__SUPPLIED MATERIAL__:
══════════════════════════════
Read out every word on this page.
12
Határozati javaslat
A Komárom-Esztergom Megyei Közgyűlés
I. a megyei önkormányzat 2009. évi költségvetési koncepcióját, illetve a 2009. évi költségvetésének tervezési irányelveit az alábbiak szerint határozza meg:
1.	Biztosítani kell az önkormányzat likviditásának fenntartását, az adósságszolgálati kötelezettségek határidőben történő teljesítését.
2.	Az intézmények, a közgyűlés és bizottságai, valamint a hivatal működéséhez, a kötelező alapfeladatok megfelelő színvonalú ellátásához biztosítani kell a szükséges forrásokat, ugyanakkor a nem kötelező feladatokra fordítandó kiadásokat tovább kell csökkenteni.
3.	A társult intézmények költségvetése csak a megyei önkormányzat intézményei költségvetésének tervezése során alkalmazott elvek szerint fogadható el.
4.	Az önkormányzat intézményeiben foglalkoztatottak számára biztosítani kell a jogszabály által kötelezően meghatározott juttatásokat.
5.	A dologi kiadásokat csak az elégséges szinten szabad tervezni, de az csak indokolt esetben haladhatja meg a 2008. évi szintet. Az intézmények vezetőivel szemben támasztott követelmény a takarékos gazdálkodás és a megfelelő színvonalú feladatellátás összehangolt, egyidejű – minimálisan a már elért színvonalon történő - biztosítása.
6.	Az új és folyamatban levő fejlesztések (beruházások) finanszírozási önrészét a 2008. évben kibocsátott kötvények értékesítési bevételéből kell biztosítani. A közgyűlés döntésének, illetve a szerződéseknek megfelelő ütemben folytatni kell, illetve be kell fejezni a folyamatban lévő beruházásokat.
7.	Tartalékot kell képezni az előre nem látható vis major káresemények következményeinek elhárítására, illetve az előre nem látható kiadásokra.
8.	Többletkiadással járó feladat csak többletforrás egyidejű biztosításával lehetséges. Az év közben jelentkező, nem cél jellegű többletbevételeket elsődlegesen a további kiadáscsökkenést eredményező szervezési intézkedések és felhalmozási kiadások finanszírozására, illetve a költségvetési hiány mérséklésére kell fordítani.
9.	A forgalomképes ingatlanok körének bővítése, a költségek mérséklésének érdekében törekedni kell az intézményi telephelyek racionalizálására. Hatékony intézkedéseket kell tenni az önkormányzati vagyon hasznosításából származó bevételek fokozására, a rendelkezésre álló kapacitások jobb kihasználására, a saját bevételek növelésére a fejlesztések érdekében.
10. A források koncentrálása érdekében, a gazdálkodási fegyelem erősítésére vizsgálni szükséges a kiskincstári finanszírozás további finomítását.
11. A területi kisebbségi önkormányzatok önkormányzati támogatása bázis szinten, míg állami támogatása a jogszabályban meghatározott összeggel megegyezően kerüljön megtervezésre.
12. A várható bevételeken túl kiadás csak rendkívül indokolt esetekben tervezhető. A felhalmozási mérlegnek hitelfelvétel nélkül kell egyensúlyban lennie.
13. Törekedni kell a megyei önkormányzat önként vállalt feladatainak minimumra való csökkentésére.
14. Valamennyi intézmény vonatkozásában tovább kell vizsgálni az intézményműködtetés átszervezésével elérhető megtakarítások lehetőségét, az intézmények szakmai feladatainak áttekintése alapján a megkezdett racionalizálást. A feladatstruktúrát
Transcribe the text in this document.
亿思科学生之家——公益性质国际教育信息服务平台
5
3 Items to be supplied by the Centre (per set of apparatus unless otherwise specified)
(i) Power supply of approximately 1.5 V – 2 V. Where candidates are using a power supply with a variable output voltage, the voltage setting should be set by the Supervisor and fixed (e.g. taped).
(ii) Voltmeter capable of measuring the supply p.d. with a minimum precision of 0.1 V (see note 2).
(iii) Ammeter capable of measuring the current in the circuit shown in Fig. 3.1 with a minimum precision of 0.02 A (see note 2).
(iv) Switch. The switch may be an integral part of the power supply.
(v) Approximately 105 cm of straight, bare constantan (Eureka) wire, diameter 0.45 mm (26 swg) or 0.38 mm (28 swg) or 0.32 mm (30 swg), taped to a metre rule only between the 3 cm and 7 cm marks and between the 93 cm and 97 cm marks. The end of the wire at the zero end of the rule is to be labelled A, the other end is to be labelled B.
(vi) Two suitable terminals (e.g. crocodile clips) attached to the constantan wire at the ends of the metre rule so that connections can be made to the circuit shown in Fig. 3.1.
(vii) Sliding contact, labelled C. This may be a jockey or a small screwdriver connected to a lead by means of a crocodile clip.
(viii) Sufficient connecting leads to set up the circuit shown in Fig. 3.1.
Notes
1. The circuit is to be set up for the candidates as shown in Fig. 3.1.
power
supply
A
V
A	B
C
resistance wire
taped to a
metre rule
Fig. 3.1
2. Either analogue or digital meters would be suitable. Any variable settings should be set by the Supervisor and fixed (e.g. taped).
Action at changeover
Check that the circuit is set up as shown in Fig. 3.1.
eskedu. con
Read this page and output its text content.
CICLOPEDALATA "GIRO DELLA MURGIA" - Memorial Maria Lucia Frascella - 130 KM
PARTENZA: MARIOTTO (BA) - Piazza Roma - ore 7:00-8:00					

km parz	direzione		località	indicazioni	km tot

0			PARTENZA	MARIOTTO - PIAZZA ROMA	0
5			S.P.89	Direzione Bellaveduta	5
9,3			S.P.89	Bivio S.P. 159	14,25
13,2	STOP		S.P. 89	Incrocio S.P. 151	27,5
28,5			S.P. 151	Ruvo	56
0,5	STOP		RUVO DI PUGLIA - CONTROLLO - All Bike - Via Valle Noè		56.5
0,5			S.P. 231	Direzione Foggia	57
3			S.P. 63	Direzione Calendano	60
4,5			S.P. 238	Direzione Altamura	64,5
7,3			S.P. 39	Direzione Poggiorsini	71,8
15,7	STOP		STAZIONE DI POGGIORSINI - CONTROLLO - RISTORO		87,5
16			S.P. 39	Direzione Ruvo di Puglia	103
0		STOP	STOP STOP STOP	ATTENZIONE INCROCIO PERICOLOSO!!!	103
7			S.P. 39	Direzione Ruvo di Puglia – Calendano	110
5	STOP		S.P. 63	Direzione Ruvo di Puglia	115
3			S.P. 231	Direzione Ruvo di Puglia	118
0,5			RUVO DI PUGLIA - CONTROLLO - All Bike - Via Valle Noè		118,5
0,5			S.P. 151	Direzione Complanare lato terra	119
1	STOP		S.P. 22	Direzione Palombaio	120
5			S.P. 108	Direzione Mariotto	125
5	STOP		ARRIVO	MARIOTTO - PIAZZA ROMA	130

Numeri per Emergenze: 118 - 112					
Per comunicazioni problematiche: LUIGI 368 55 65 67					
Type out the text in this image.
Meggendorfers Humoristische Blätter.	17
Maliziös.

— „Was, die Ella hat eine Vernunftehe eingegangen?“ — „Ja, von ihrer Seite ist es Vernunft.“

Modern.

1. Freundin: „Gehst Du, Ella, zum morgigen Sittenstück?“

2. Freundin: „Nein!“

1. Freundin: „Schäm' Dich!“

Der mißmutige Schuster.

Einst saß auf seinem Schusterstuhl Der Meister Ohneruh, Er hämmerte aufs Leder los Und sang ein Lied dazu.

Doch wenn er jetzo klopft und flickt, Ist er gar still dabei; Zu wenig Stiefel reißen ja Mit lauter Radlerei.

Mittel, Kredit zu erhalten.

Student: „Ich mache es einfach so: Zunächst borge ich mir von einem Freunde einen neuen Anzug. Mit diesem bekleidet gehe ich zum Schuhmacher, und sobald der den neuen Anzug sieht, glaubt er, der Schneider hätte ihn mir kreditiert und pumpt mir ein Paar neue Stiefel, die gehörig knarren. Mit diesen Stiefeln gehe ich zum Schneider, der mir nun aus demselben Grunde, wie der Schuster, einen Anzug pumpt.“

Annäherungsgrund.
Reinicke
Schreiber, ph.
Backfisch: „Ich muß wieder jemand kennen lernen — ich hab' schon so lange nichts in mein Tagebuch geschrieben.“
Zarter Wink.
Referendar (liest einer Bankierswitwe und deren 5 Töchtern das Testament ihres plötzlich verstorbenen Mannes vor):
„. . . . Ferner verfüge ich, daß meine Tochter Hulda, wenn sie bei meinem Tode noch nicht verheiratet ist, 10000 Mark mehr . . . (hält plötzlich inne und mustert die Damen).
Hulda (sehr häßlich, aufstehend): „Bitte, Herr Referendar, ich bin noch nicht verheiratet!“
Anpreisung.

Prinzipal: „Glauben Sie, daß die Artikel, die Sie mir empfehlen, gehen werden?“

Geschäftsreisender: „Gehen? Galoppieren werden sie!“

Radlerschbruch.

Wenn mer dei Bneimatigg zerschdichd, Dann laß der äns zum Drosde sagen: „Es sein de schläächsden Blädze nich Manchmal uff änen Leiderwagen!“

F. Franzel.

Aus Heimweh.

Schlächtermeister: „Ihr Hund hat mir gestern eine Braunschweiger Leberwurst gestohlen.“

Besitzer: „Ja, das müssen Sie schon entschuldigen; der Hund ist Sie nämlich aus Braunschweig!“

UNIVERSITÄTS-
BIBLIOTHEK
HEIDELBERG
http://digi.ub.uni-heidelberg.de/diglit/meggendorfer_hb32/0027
══════════════════════════════
Lines in the records that hold the word "candidates" are to be counted; give only the total.

2